Scan each line of the records for the word "Slovensku" and extract the ones that have it.

====== Input data

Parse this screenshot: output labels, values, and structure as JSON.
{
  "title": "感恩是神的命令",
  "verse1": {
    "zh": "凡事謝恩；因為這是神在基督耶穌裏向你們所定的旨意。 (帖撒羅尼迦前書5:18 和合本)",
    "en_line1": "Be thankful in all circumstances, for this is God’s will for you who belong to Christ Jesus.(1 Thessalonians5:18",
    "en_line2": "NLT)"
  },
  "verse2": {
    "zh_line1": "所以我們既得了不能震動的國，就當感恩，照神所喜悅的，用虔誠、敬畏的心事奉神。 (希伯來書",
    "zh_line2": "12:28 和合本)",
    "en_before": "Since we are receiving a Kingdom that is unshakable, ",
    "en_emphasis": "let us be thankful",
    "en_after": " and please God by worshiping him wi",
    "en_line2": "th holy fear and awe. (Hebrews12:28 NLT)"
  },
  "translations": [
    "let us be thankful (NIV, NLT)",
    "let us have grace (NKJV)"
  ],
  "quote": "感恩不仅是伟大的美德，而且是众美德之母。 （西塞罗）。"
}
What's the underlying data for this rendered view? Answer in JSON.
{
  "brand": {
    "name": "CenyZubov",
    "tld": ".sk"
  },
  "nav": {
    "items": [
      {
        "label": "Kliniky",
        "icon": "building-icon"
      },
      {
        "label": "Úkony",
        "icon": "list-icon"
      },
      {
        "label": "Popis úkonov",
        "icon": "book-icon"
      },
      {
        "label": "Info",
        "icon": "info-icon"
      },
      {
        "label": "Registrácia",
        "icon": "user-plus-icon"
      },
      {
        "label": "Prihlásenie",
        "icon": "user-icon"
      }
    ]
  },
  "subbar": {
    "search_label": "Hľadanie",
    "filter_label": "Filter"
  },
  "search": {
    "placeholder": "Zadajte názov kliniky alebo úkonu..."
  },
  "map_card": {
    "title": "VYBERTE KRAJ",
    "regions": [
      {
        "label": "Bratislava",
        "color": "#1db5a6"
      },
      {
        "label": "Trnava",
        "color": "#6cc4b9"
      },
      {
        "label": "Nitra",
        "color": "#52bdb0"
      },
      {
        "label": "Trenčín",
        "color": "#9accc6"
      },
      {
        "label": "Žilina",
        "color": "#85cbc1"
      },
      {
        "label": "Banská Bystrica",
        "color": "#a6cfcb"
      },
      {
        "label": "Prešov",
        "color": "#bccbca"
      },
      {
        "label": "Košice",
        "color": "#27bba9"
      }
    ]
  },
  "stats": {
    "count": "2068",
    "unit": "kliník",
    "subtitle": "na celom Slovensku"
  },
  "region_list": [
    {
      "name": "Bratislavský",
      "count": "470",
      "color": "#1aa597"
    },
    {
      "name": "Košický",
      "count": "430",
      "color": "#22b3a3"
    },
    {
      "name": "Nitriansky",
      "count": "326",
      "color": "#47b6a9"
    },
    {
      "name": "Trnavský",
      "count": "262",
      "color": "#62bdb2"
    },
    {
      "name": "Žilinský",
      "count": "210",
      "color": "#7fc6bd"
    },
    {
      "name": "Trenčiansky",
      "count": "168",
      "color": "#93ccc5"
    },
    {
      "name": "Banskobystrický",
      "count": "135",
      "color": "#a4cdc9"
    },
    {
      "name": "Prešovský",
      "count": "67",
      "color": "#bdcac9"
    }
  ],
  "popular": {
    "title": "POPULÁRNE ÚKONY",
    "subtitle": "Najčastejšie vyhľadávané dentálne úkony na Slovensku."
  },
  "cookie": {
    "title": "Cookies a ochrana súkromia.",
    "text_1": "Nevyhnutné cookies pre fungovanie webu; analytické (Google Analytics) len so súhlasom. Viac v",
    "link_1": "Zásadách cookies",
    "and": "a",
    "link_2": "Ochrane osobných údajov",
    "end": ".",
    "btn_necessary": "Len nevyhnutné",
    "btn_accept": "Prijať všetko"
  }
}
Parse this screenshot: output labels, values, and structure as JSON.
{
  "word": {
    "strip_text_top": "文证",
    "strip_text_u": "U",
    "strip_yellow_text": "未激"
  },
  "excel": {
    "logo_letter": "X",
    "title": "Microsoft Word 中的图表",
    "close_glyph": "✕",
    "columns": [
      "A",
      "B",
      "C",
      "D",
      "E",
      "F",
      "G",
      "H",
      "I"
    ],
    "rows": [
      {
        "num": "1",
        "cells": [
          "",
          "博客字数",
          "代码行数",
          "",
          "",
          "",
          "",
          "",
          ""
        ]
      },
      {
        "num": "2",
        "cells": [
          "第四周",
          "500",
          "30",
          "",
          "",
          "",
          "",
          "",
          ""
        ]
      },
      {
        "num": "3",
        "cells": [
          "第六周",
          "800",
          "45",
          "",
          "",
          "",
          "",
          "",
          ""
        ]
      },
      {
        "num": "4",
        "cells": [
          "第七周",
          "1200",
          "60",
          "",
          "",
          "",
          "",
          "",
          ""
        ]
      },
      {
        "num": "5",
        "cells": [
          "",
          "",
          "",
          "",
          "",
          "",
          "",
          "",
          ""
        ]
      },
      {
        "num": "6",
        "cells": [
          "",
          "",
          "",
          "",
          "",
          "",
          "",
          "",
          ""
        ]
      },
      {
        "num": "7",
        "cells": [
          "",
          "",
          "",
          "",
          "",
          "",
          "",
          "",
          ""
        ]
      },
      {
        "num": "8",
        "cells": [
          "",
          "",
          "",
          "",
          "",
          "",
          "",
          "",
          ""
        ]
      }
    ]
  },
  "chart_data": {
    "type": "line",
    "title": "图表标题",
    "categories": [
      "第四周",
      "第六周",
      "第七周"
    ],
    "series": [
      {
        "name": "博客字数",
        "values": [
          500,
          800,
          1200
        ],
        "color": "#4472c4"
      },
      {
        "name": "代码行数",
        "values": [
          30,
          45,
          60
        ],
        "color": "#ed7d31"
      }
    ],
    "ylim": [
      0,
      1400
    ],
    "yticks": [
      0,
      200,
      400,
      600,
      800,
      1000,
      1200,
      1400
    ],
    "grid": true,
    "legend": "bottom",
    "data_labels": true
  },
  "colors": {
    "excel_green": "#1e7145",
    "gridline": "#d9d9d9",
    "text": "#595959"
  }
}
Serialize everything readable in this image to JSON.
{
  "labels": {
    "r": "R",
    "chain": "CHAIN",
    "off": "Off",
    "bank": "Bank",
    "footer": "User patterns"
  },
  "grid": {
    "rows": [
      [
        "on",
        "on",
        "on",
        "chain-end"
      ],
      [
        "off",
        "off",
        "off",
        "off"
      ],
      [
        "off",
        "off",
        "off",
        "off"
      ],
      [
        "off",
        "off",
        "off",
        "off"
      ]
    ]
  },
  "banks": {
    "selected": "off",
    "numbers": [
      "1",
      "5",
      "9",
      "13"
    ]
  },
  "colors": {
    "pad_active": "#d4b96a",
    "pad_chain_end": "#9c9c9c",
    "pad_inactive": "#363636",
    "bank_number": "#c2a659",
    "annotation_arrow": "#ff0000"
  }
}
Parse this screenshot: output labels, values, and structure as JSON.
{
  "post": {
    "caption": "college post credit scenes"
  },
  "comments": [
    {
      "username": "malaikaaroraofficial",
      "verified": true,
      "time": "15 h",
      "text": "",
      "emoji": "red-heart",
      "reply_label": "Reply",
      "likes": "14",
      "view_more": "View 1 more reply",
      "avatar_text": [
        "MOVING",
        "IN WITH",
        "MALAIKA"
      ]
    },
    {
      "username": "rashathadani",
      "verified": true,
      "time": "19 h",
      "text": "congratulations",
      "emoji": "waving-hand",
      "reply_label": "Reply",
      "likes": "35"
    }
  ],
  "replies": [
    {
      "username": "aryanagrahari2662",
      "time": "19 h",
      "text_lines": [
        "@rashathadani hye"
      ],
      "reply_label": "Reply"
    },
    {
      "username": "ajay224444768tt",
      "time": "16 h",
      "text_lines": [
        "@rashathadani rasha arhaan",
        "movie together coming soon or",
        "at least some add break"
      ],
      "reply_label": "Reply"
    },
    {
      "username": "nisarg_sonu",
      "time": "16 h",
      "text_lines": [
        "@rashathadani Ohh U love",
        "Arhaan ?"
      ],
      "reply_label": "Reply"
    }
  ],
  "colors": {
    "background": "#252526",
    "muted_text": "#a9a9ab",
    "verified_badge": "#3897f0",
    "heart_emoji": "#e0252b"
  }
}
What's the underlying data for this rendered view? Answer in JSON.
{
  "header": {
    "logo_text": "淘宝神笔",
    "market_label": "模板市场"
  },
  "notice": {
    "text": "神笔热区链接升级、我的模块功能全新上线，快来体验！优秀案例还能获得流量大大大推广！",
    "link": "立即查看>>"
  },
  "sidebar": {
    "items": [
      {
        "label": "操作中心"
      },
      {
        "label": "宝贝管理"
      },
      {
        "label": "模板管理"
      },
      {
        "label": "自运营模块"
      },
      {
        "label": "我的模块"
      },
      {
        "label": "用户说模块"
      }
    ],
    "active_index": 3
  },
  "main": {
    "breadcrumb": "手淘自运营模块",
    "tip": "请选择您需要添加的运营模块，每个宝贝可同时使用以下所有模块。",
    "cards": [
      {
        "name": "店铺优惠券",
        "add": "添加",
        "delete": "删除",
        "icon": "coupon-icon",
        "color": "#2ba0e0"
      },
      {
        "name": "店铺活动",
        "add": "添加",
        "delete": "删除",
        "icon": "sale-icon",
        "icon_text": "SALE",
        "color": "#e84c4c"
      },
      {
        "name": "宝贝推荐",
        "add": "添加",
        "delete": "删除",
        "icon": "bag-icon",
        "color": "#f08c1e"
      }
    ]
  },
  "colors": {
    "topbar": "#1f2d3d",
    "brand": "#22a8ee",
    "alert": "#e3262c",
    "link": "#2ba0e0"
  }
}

============

**Answer**
    "subtitle": "na celom Slovensku"
    "subtitle": "Najčastejšie vyhľadávané dentálne úkony na Slovensku."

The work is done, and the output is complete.